» WHAT IS ASKED
Print the entries in full, word for word, but not the pictures.

[Data listing]
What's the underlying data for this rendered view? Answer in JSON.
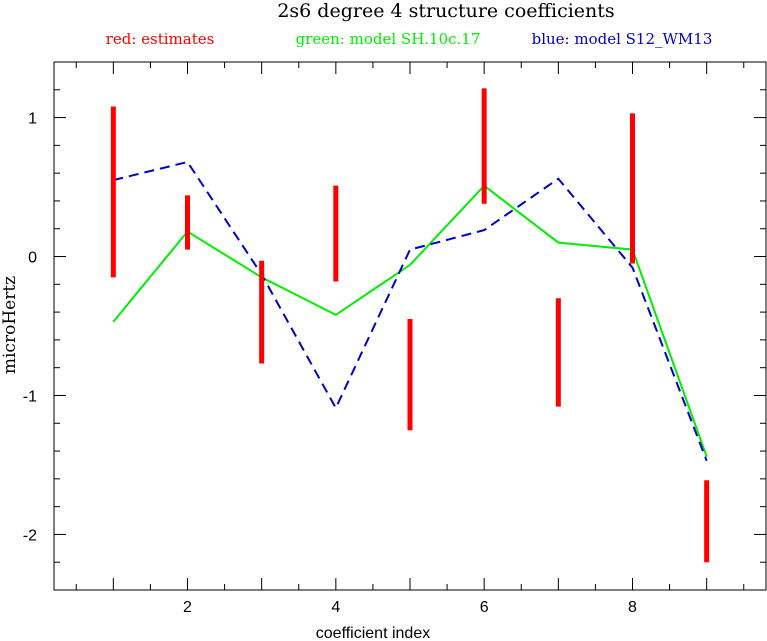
{
  "chart_data": {
    "type": "line",
    "title": "2s6 degree 4 structure coefficients",
    "xlabel": "coefficient index",
    "ylabel": "microHertz",
    "xlim": [
      0.2,
      9.8
    ],
    "ylim": [
      -2.4,
      1.4
    ],
    "xticks": [
      2,
      4,
      6,
      8
    ],
    "yticks": [
      1,
      0,
      -1,
      -2
    ],
    "xtick_labels": [
      "2",
      "4",
      "6",
      "8"
    ],
    "ytick_labels": [
      "1",
      "0",
      "-1",
      "-2"
    ],
    "x_minor_step": 0.5,
    "y_minor_step": 0.2,
    "legend": [
      {
        "text": "red: estimates",
        "color": "#ff0000"
      },
      {
        "text": "green: model SH.10c.17",
        "color": "#00ee00"
      },
      {
        "text": "blue: model S12_WM13",
        "color": "#0000cc"
      }
    ],
    "estimates": {
      "color": "#ff0000",
      "x": [
        1,
        2,
        3,
        4,
        5,
        6,
        7,
        8,
        9
      ],
      "low": [
        -0.15,
        0.05,
        -0.77,
        -0.18,
        -1.25,
        0.38,
        -1.08,
        -0.05,
        -2.2
      ],
      "high": [
        1.08,
        0.44,
        -0.03,
        0.51,
        -0.45,
        1.21,
        -0.3,
        1.03,
        -1.61
      ]
    },
    "series": [
      {
        "name": "model SH.10c.17",
        "color": "#00ee00",
        "dash": "solid",
        "x": [
          1,
          2,
          3,
          4,
          5,
          6,
          7,
          8,
          9
        ],
        "y": [
          -0.47,
          0.18,
          -0.15,
          -0.42,
          -0.06,
          0.51,
          0.1,
          0.05,
          -1.44
        ]
      },
      {
        "name": "model S12_WM13",
        "color": "#0000cc",
        "dash": "dashed",
        "x": [
          1,
          2,
          3,
          4,
          5,
          6,
          7,
          8,
          9
        ],
        "y": [
          0.55,
          0.68,
          -0.13,
          -1.09,
          0.05,
          0.19,
          0.56,
          -0.08,
          -1.47
        ]
      }
    ]
  }
}
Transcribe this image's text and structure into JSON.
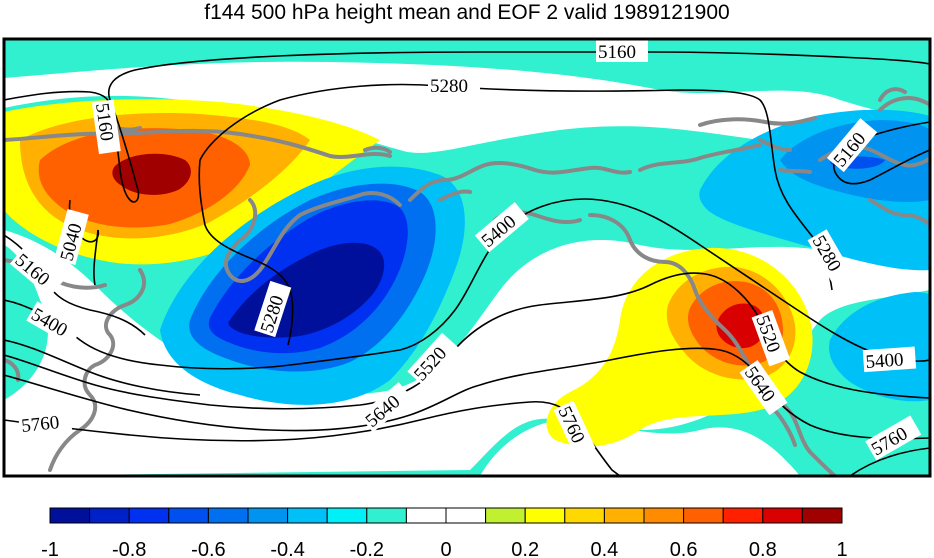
{
  "title": "f144 500 hPa height mean and EOF 2 valid 1989121900",
  "contour_labels": [
    "5160",
    "5280",
    "5160",
    "5040",
    "5160",
    "5400",
    "5280",
    "5400",
    "5520",
    "5640",
    "5760",
    "5160",
    "5280",
    "5520",
    "5400",
    "5640",
    "5760",
    "5760"
  ],
  "colorbar": {
    "tick_labels": [
      "-1",
      "-0.8",
      "-0.6",
      "-0.4",
      "-0.2",
      "0",
      "0.2",
      "0.4",
      "0.6",
      "0.8",
      "1"
    ],
    "colors": [
      "#00109a",
      "#0020c8",
      "#0030f0",
      "#0050f0",
      "#0070f0",
      "#0094f0",
      "#00c0f8",
      "#00f0f8",
      "#30f0d0",
      "#ffffff",
      "#ffffff",
      "#c0f030",
      "#ffff00",
      "#ffd800",
      "#ffb000",
      "#ff8c00",
      "#ff6000",
      "#ff2000",
      "#d80000",
      "#a00000"
    ]
  },
  "colors": {
    "coastline": "#888888",
    "contour": "#000000"
  }
}
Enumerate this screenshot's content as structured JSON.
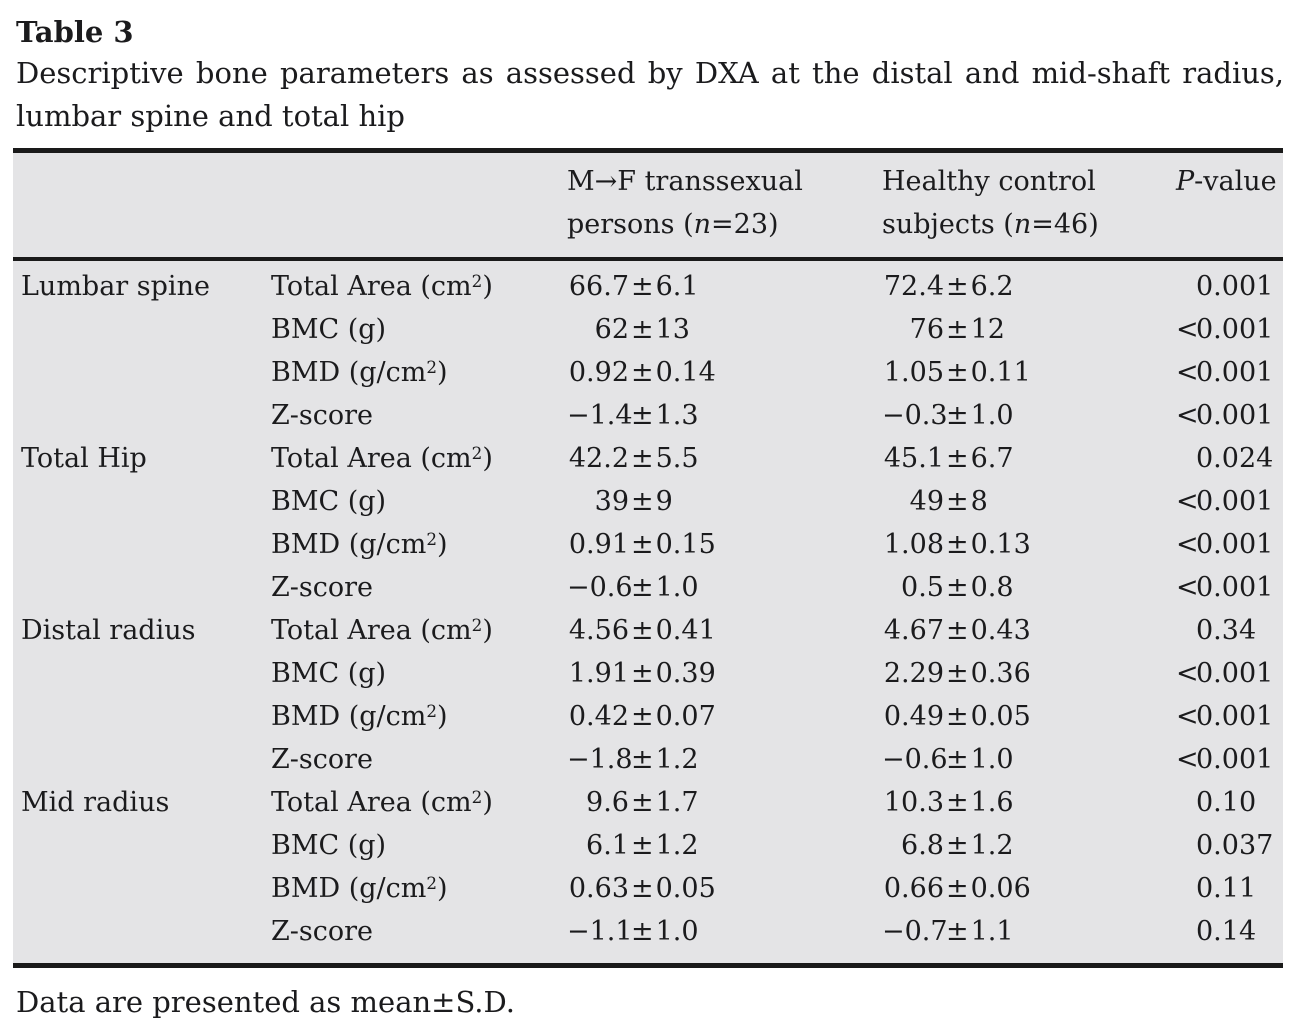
{
  "title": "Table 3",
  "caption_line1": "Descriptive bone parameters as assessed by DXA at the distal and mid-shaft radius,",
  "caption_line2": "lumbar spine and total hip",
  "footnote": "Data are presented as mean±S.D.",
  "colors": {
    "table_background": "#e4e4e6",
    "rule": "#1a1a1a",
    "text": "#1b1b1d"
  },
  "header": {
    "mf_line1": "M→F transsexual",
    "mf_line2_parts": [
      {
        "t": "persons ("
      },
      {
        "t": "n",
        "i": true
      },
      {
        "t": "=23)"
      }
    ],
    "hc_line1": "Healthy control",
    "hc_line2_parts": [
      {
        "t": "subjects ("
      },
      {
        "t": "n",
        "i": true
      },
      {
        "t": "=46)"
      }
    ],
    "p_parts": [
      {
        "t": "P",
        "i": true
      },
      {
        "t": "-value"
      }
    ]
  },
  "rows": [
    {
      "region": "Lumbar spine",
      "param": "Total Area (cm²)",
      "mf": "66.7±6.1",
      "hc": "72.4±6.2",
      "p": "0.001"
    },
    {
      "region": "",
      "param": "BMC (g)",
      "mf": "62±13",
      "hc": "76±12",
      "p": "<0.001"
    },
    {
      "region": "",
      "param": "BMD (g/cm²)",
      "mf": "0.92±0.14",
      "hc": "1.05±0.11",
      "p": "<0.001"
    },
    {
      "region": "",
      "param": "Z-score",
      "mf": "−1.4±1.3",
      "hc": "−0.3±1.0",
      "p": "<0.001"
    },
    {
      "region": "Total Hip",
      "param": "Total Area (cm²)",
      "mf": "42.2±5.5",
      "hc": "45.1±6.7",
      "p": "0.024"
    },
    {
      "region": "",
      "param": "BMC (g)",
      "mf": "39±9",
      "hc": "49±8",
      "p": "<0.001"
    },
    {
      "region": "",
      "param": "BMD (g/cm²)",
      "mf": "0.91±0.15",
      "hc": "1.08±0.13",
      "p": "<0.001"
    },
    {
      "region": "",
      "param": "Z-score",
      "mf": "−0.6±1.0",
      "hc": "0.5±0.8",
      "p": "<0.001"
    },
    {
      "region": "Distal radius",
      "param": "Total Area (cm²)",
      "mf": "4.56±0.41",
      "hc": "4.67±0.43",
      "p": "0.34"
    },
    {
      "region": "",
      "param": "BMC (g)",
      "mf": "1.91±0.39",
      "hc": "2.29±0.36",
      "p": "<0.001"
    },
    {
      "region": "",
      "param": "BMD (g/cm²)",
      "mf": "0.42±0.07",
      "hc": "0.49±0.05",
      "p": "<0.001"
    },
    {
      "region": "",
      "param": "Z-score",
      "mf": "−1.8±1.2",
      "hc": "−0.6±1.0",
      "p": "<0.001"
    },
    {
      "region": "Mid radius",
      "param": "Total Area (cm²)",
      "mf": "9.6±1.7",
      "hc": "10.3±1.6",
      "p": "0.10"
    },
    {
      "region": "",
      "param": "BMC (g)",
      "mf": "6.1±1.2",
      "hc": "6.8±1.2",
      "p": "0.037"
    },
    {
      "region": "",
      "param": "BMD (g/cm²)",
      "mf": "0.63±0.05",
      "hc": "0.66±0.06",
      "p": "0.11"
    },
    {
      "region": "",
      "param": "Z-score",
      "mf": "−1.1±1.0",
      "hc": "−0.7±1.1",
      "p": "0.14"
    }
  ]
}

» SOLUTION TO THIS TASK
What's the underlying data for this rendered view? Answer in JSON.
{
  "chart_data": {
    "type": "line",
    "title": "2s6 degree 4 structure coefficients",
    "xlabel": "coefficient index",
    "ylabel": "microHertz",
    "xlim": [
      0.2,
      9.8
    ],
    "ylim": [
      -2.4,
      1.4
    ],
    "xticks": [
      2,
      4,
      6,
      8
    ],
    "yticks": [
      1,
      0,
      -1,
      -2
    ],
    "xtick_labels": [
      "2",
      "4",
      "6",
      "8"
    ],
    "ytick_labels": [
      "1",
      "0",
      "-1",
      "-2"
    ],
    "x_minor_step": 0.5,
    "y_minor_step": 0.2,
    "legend": [
      {
        "text": "red: estimates",
        "color": "#ff0000"
      },
      {
        "text": "green: model SH.10c.17",
        "color": "#00ee00"
      },
      {
        "text": "blue: model S12_WM13",
        "color": "#0000cc"
      }
    ],
    "estimates": {
      "color": "#ff0000",
      "x": [
        1,
        2,
        3,
        4,
        5,
        6,
        7,
        8,
        9
      ],
      "low": [
        -0.15,
        0.05,
        -0.77,
        -0.18,
        -1.25,
        0.38,
        -1.08,
        -0.05,
        -2.2
      ],
      "high": [
        1.08,
        0.44,
        -0.03,
        0.51,
        -0.45,
        1.21,
        -0.3,
        1.03,
        -1.61
      ]
    },
    "series": [
      {
        "name": "model SH.10c.17",
        "color": "#00ee00",
        "dash": "solid",
        "x": [
          1,
          2,
          3,
          4,
          5,
          6,
          7,
          8,
          9
        ],
        "y": [
          -0.47,
          0.18,
          -0.15,
          -0.42,
          -0.06,
          0.51,
          0.1,
          0.05,
          -1.44
        ]
      },
      {
        "name": "model S12_WM13",
        "color": "#0000cc",
        "dash": "dashed",
        "x": [
          1,
          2,
          3,
          4,
          5,
          6,
          7,
          8,
          9
        ],
        "y": [
          0.55,
          0.68,
          -0.13,
          -1.09,
          0.05,
          0.19,
          0.56,
          -0.08,
          -1.47
        ]
      }
    ]
  }
}
Transcribe this image's text and structure into JSON.
{
  "title": "f144 500 hPa height mean and EOF 2 valid 1989121900",
  "contour_labels": [
    "5160",
    "5280",
    "5160",
    "5040",
    "5160",
    "5400",
    "5280",
    "5400",
    "5520",
    "5640",
    "5760",
    "5160",
    "5280",
    "5520",
    "5400",
    "5640",
    "5760",
    "5760"
  ],
  "colorbar": {
    "tick_labels": [
      "-1",
      "-0.8",
      "-0.6",
      "-0.4",
      "-0.2",
      "0",
      "0.2",
      "0.4",
      "0.6",
      "0.8",
      "1"
    ],
    "colors": [
      "#00109a",
      "#0020c8",
      "#0030f0",
      "#0050f0",
      "#0070f0",
      "#0094f0",
      "#00c0f8",
      "#00f0f8",
      "#30f0d0",
      "#ffffff",
      "#ffffff",
      "#c0f030",
      "#ffff00",
      "#ffd800",
      "#ffb000",
      "#ff8c00",
      "#ff6000",
      "#ff2000",
      "#d80000",
      "#a00000"
    ]
  },
  "colors": {
    "coastline": "#888888",
    "contour": "#000000"
  }
}
Enumerate this screenshot's content as structured JSON.
{
  "title": "Table 3",
  "caption_line1": "Descriptive bone parameters as assessed by DXA at the distal and mid-shaft radius,",
  "caption_line2": "lumbar spine and total hip",
  "footnote": "Data are presented as mean±S.D.",
  "colors": {
    "table_background": "#e4e4e6",
    "rule": "#1a1a1a",
    "text": "#1b1b1d"
  },
  "header": {
    "mf_line1": "M→F transsexual",
    "mf_line2_parts": [
      {
        "t": "persons ("
      },
      {
        "t": "n",
        "i": true
      },
      {
        "t": "=23)"
      }
    ],
    "hc_line1": "Healthy control",
    "hc_line2_parts": [
      {
        "t": "subjects ("
      },
      {
        "t": "n",
        "i": true
      },
      {
        "t": "=46)"
      }
    ],
    "p_parts": [
      {
        "t": "P",
        "i": true
      },
      {
        "t": "-value"
      }
    ]
  },
  "rows": [
    {
      "region": "Lumbar spine",
      "param": "Total Area (cm²)",
      "mf": "66.7±6.1",
      "hc": "72.4±6.2",
      "p": "0.001"
    },
    {
      "region": "",
      "param": "BMC (g)",
      "mf": "62±13",
      "hc": "76±12",
      "p": "<0.001"
    },
    {
      "region": "",
      "param": "BMD (g/cm²)",
      "mf": "0.92±0.14",
      "hc": "1.05±0.11",
      "p": "<0.001"
    },
    {
      "region": "",
      "param": "Z-score",
      "mf": "−1.4±1.3",
      "hc": "−0.3±1.0",
      "p": "<0.001"
    },
    {
      "region": "Total Hip",
      "param": "Total Area (cm²)",
      "mf": "42.2±5.5",
      "hc": "45.1±6.7",
      "p": "0.024"
    },
    {
      "region": "",
      "param": "BMC (g)",
      "mf": "39±9",
      "hc": "49±8",
      "p": "<0.001"
    },
    {
      "region": "",
      "param": "BMD (g/cm²)",
      "mf": "0.91±0.15",
      "hc": "1.08±0.13",
      "p": "<0.001"
    },
    {
      "region": "",
      "param": "Z-score",
      "mf": "−0.6±1.0",
      "hc": "0.5±0.8",
      "p": "<0.001"
    },
    {
      "region": "Distal radius",
      "param": "Total Area (cm²)",
      "mf": "4.56±0.41",
      "hc": "4.67±0.43",
      "p": "0.34"
    },
    {
      "region": "",
      "param": "BMC (g)",
      "mf": "1.91±0.39",
      "hc": "2.29±0.36",
      "p": "<0.001"
    },
    {
      "region": "",
      "param": "BMD (g/cm²)",
      "mf": "0.42±0.07",
      "hc": "0.49±0.05",
      "p": "<0.001"
    },
    {
      "region": "",
      "param": "Z-score",
      "mf": "−1.8±1.2",
      "hc": "−0.6±1.0",
      "p": "<0.001"
    },
    {
      "region": "Mid radius",
      "param": "Total Area (cm²)",
      "mf": "9.6±1.7",
      "hc": "10.3±1.6",
      "p": "0.10"
    },
    {
      "region": "",
      "param": "BMC (g)",
      "mf": "6.1±1.2",
      "hc": "6.8±1.2",
      "p": "0.037"
    },
    {
      "region": "",
      "param": "BMD (g/cm²)",
      "mf": "0.63±0.05",
      "hc": "0.66±0.06",
      "p": "0.11"
    },
    {
      "region": "",
      "param": "Z-score",
      "mf": "−1.1±1.0",
      "hc": "−0.7±1.1",
      "p": "0.14"
    }
  ]
}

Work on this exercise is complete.